▸ **Work to do**
Go through the data below and copy it exactly, skipping every picture.

* * *

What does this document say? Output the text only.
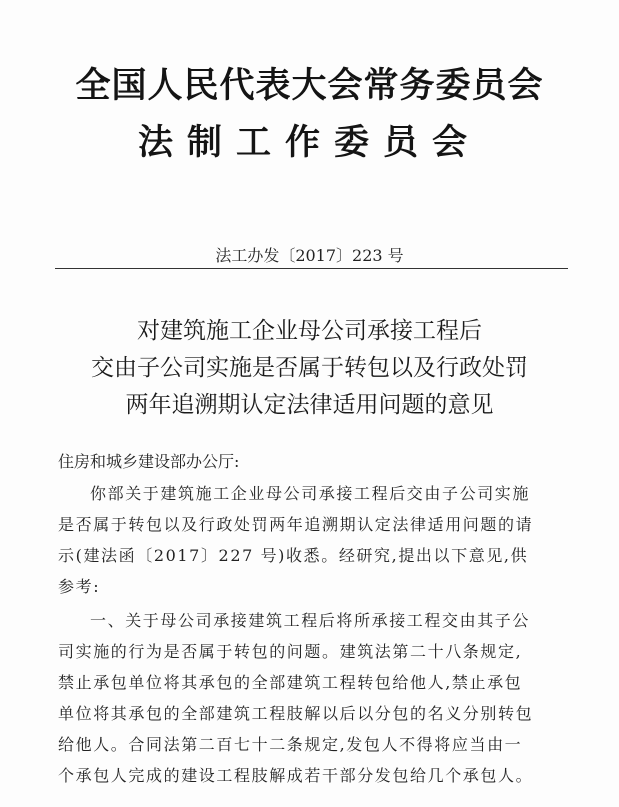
全国人民代表大会常务委员会
法制工作委员会
法工办发〔2017〕223 号
对建筑施工企业母公司承接工程后
交由子公司实施是否属于转包以及行政处罚
两年追溯期认定法律适用问题的意见
住房和城乡建设部办公厅:
你部关于建筑施工企业母公司承接工程后交由子公司实施
是否属于转包以及行政处罚两年追溯期认定法律适用问题的请
示(建法函〔2017〕227 号)收悉。经研究,提出以下意见,供
参考:
一、关于母公司承接建筑工程后将所承接工程交由其子公
司实施的行为是否属于转包的问题。建筑法第二十八条规定,
禁止承包单位将其承包的全部建筑工程转包给他人,禁止承包
单位将其承包的全部建筑工程肢解以后以分包的名义分别转包
给他人。合同法第二百七十二条规定,发包人不得将应当由一
个承包人完成的建设工程肢解成若干部分发包给几个承包人。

* * *

▸ **Output of the task**
What does this document say? Output the text only.
全国人民代表大会常务委员会
法制工作委员会
法工办发〔2017〕223 号
对建筑施工企业母公司承接工程后
交由子公司实施是否属于转包以及行政处罚
两年追溯期认定法律适用问题的意见
住房和城乡建设部办公厅:
你部关于建筑施工企业母公司承接工程后交由子公司实施
是否属于转包以及行政处罚两年追溯期认定法律适用问题的请
示(建法函〔2017〕227 号)收悉。经研究,提出以下意见,供
参考:
一、关于母公司承接建筑工程后将所承接工程交由其子公
司实施的行为是否属于转包的问题。建筑法第二十八条规定,
禁止承包单位将其承包的全部建筑工程转包给他人,禁止承包
单位将其承包的全部建筑工程肢解以后以分包的名义分别转包
给他人。合同法第二百七十二条规定,发包人不得将应当由一
个承包人完成的建设工程肢解成若干部分发包给几个承包人。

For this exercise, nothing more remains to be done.